**Requirement:** Type out the material below exactly.

**Source records:**

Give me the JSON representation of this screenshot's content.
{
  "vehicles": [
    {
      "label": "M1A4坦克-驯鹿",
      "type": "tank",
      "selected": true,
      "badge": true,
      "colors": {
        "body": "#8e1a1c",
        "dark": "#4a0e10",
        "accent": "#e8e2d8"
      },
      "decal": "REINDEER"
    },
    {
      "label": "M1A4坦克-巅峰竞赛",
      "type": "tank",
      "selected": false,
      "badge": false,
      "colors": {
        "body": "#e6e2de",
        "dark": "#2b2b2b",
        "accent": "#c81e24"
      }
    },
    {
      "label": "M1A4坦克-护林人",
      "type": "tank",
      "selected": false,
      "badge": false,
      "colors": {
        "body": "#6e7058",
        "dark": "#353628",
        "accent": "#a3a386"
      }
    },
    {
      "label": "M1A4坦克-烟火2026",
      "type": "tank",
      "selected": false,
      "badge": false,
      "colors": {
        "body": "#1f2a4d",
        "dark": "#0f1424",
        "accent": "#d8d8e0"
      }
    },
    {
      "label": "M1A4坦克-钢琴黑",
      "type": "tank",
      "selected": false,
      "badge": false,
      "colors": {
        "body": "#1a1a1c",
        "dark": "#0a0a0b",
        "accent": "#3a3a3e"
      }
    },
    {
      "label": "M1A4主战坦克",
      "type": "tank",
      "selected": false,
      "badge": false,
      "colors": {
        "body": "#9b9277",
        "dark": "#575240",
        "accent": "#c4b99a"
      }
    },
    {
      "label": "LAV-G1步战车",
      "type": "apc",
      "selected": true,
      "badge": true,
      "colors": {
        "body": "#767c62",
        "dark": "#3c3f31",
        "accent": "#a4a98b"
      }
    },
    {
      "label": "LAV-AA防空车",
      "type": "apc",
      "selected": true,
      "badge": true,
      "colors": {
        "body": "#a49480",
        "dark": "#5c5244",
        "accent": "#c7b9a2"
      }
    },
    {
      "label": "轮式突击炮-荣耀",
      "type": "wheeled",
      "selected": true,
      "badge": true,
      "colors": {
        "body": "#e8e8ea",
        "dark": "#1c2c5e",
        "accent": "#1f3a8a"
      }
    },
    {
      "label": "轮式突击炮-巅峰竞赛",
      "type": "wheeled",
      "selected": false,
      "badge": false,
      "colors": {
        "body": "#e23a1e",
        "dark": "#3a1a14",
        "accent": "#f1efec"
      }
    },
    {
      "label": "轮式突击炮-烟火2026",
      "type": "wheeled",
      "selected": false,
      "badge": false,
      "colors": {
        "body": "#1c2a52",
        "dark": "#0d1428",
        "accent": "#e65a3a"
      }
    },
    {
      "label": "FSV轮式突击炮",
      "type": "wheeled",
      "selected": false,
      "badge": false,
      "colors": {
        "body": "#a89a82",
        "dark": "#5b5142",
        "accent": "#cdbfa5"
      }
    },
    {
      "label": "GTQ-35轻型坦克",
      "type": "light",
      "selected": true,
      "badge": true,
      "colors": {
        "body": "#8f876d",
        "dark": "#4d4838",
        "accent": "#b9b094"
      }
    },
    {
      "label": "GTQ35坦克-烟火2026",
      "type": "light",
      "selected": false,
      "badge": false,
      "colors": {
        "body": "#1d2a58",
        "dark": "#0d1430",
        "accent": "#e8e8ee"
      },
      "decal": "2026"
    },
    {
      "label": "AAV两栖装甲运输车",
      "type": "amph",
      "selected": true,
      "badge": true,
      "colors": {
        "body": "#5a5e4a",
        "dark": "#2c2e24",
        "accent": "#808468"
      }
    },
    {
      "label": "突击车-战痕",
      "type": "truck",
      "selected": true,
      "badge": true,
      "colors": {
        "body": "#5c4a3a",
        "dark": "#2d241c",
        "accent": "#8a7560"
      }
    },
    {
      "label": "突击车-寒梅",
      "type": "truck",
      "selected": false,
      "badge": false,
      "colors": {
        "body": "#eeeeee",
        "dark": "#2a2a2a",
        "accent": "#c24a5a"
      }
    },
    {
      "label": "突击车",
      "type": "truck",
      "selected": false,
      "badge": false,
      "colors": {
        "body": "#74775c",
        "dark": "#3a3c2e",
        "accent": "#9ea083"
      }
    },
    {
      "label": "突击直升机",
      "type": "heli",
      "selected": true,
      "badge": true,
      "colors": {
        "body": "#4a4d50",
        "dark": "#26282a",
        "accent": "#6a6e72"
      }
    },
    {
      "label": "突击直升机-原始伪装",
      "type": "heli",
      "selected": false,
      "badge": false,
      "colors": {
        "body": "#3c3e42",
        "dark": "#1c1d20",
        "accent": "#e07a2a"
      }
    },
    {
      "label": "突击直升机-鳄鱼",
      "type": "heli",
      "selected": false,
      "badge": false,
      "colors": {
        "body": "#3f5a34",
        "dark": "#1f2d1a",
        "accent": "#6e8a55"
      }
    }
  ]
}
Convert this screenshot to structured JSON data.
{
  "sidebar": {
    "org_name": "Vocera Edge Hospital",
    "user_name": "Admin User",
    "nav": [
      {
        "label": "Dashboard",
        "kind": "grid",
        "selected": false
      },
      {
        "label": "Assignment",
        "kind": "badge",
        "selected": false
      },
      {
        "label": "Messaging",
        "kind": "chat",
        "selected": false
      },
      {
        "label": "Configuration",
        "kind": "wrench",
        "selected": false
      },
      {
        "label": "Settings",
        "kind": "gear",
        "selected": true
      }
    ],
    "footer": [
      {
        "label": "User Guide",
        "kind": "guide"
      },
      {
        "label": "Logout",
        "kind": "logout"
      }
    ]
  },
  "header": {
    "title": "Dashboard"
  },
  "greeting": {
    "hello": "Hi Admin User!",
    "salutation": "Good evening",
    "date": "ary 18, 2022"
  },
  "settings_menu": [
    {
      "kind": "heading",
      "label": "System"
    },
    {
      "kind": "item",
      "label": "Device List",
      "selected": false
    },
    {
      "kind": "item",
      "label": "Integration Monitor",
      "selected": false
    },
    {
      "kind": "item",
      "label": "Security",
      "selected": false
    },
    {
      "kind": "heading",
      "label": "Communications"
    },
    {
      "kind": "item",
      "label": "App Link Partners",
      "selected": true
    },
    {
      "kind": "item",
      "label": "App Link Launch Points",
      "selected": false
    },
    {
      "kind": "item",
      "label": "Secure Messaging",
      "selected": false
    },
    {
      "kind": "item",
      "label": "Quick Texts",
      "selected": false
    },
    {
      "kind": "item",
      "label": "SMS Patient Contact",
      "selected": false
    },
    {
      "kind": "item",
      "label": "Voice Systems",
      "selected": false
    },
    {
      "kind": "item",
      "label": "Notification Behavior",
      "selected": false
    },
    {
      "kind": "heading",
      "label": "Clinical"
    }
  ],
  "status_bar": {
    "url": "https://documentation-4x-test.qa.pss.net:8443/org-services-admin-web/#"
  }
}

**Response for this exercise:**
Give me the JSON representation of this screenshot's content.
{
  "vehicles": [
    {
      "label": "M1A4坦克-驯鹿",
      "type": "tank",
      "selected": true,
      "badge": true,
      "colors": {
        "body": "#8e1a1c",
        "dark": "#4a0e10",
        "accent": "#e8e2d8"
      },
      "decal": "REINDEER"
    },
    {
      "label": "M1A4坦克-巅峰竞赛",
      "type": "tank",
      "selected": false,
      "badge": false,
      "colors": {
        "body": "#e6e2de",
        "dark": "#2b2b2b",
        "accent": "#c81e24"
      }
    },
    {
      "label": "M1A4坦克-护林人",
      "type": "tank",
      "selected": false,
      "badge": false,
      "colors": {
        "body": "#6e7058",
        "dark": "#353628",
        "accent": "#a3a386"
      }
    },
    {
      "label": "M1A4坦克-烟火2026",
      "type": "tank",
      "selected": false,
      "badge": false,
      "colors": {
        "body": "#1f2a4d",
        "dark": "#0f1424",
        "accent": "#d8d8e0"
      }
    },
    {
      "label": "M1A4坦克-钢琴黑",
      "type": "tank",
      "selected": false,
      "badge": false,
      "colors": {
        "body": "#1a1a1c",
        "dark": "#0a0a0b",
        "accent": "#3a3a3e"
      }
    },
    {
      "label": "M1A4主战坦克",
      "type": "tank",
      "selected": false,
      "badge": false,
      "colors": {
        "body": "#9b9277",
        "dark": "#575240",
        "accent": "#c4b99a"
      }
    },
    {
      "label": "LAV-G1步战车",
      "type": "apc",
      "selected": true,
      "badge": true,
      "colors": {
        "body": "#767c62",
        "dark": "#3c3f31",
        "accent": "#a4a98b"
      }
    },
    {
      "label": "LAV-AA防空车",
      "type": "apc",
      "selected": true,
      "badge": true,
      "colors": {
        "body": "#a49480",
        "dark": "#5c5244",
        "accent": "#c7b9a2"
      }
    },
    {
      "label": "轮式突击炮-荣耀",
      "type": "wheeled",
      "selected": true,
      "badge": true,
      "colors": {
        "body": "#e8e8ea",
        "dark": "#1c2c5e",
        "accent": "#1f3a8a"
      }
    },
    {
      "label": "轮式突击炮-巅峰竞赛",
      "type": "wheeled",
      "selected": false,
      "badge": false,
      "colors": {
        "body": "#e23a1e",
        "dark": "#3a1a14",
        "accent": "#f1efec"
      }
    },
    {
      "label": "轮式突击炮-烟火2026",
      "type": "wheeled",
      "selected": false,
      "badge": false,
      "colors": {
        "body": "#1c2a52",
        "dark": "#0d1428",
        "accent": "#e65a3a"
      }
    },
    {
      "label": "FSV轮式突击炮",
      "type": "wheeled",
      "selected": false,
      "badge": false,
      "colors": {
        "body": "#a89a82",
        "dark": "#5b5142",
        "accent": "#cdbfa5"
      }
    },
    {
      "label": "GTQ-35轻型坦克",
      "type": "light",
      "selected": true,
      "badge": true,
      "colors": {
        "body": "#8f876d",
        "dark": "#4d4838",
        "accent": "#b9b094"
      }
    },
    {
      "label": "GTQ35坦克-烟火2026",
      "type": "light",
      "selected": false,
      "badge": false,
      "colors": {
        "body": "#1d2a58",
        "dark": "#0d1430",
        "accent": "#e8e8ee"
      },
      "decal": "2026"
    },
    {
      "label": "AAV两栖装甲运输车",
      "type": "amph",
      "selected": true,
      "badge": true,
      "colors": {
        "body": "#5a5e4a",
        "dark": "#2c2e24",
        "accent": "#808468"
      }
    },
    {
      "label": "突击车-战痕",
      "type": "truck",
      "selected": true,
      "badge": true,
      "colors": {
        "body": "#5c4a3a",
        "dark": "#2d241c",
        "accent": "#8a7560"
      }
    },
    {
      "label": "突击车-寒梅",
      "type": "truck",
      "selected": false,
      "badge": false,
      "colors": {
        "body": "#eeeeee",
        "dark": "#2a2a2a",
        "accent": "#c24a5a"
      }
    },
    {
      "label": "突击车",
      "type": "truck",
      "selected": false,
      "badge": false,
      "colors": {
        "body": "#74775c",
        "dark": "#3a3c2e",
        "accent": "#9ea083"
      }
    },
    {
      "label": "突击直升机",
      "type": "heli",
      "selected": true,
      "badge": true,
      "colors": {
        "body": "#4a4d50",
        "dark": "#26282a",
        "accent": "#6a6e72"
      }
    },
    {
      "label": "突击直升机-原始伪装",
      "type": "heli",
      "selected": false,
      "badge": false,
      "colors": {
        "body": "#3c3e42",
        "dark": "#1c1d20",
        "accent": "#e07a2a"
      }
    },
    {
      "label": "突击直升机-鳄鱼",
      "type": "heli",
      "selected": false,
      "badge": false,
      "colors": {
        "body": "#3f5a34",
        "dark": "#1f2d1a",
        "accent": "#6e8a55"
      }
    }
  ]
}
Convert this screenshot to structured JSON data.
{
  "sidebar": {
    "org_name": "Vocera Edge Hospital",
    "user_name": "Admin User",
    "nav": [
      {
        "label": "Dashboard",
        "kind": "grid",
        "selected": false
      },
      {
        "label": "Assignment",
        "kind": "badge",
        "selected": false
      },
      {
        "label": "Messaging",
        "kind": "chat",
        "selected": false
      },
      {
        "label": "Configuration",
        "kind": "wrench",
        "selected": false
      },
      {
        "label": "Settings",
        "kind": "gear",
        "selected": true
      }
    ],
    "footer": [
      {
        "label": "User Guide",
        "kind": "guide"
      },
      {
        "label": "Logout",
        "kind": "logout"
      }
    ]
  },
  "header": {
    "title": "Dashboard"
  },
  "greeting": {
    "hello": "Hi Admin User!",
    "salutation": "Good evening",
    "date": "ary 18, 2022"
  },
  "settings_menu": [
    {
      "kind": "heading",
      "label": "System"
    },
    {
      "kind": "item",
      "label": "Device List",
      "selected": false
    },
    {
      "kind": "item",
      "label": "Integration Monitor",
      "selected": false
    },
    {
      "kind": "item",
      "label": "Security",
      "selected": false
    },
    {
      "kind": "heading",
      "label": "Communications"
    },
    {
      "kind": "item",
      "label": "App Link Partners",
      "selected": true
    },
    {
      "kind": "item",
      "label": "App Link Launch Points",
      "selected": false
    },
    {
      "kind": "item",
      "label": "Secure Messaging",
      "selected": false
    },
    {
      "kind": "item",
      "label": "Quick Texts",
      "selected": false
    },
    {
      "kind": "item",
      "label": "SMS Patient Contact",
      "selected": false
    },
    {
      "kind": "item",
      "label": "Voice Systems",
      "selected": false
    },
    {
      "kind": "item",
      "label": "Notification Behavior",
      "selected": false
    },
    {
      "kind": "heading",
      "label": "Clinical"
    }
  ],
  "status_bar": {
    "url": "https://documentation-4x-test.qa.pss.net:8443/org-services-admin-web/#"
  }
}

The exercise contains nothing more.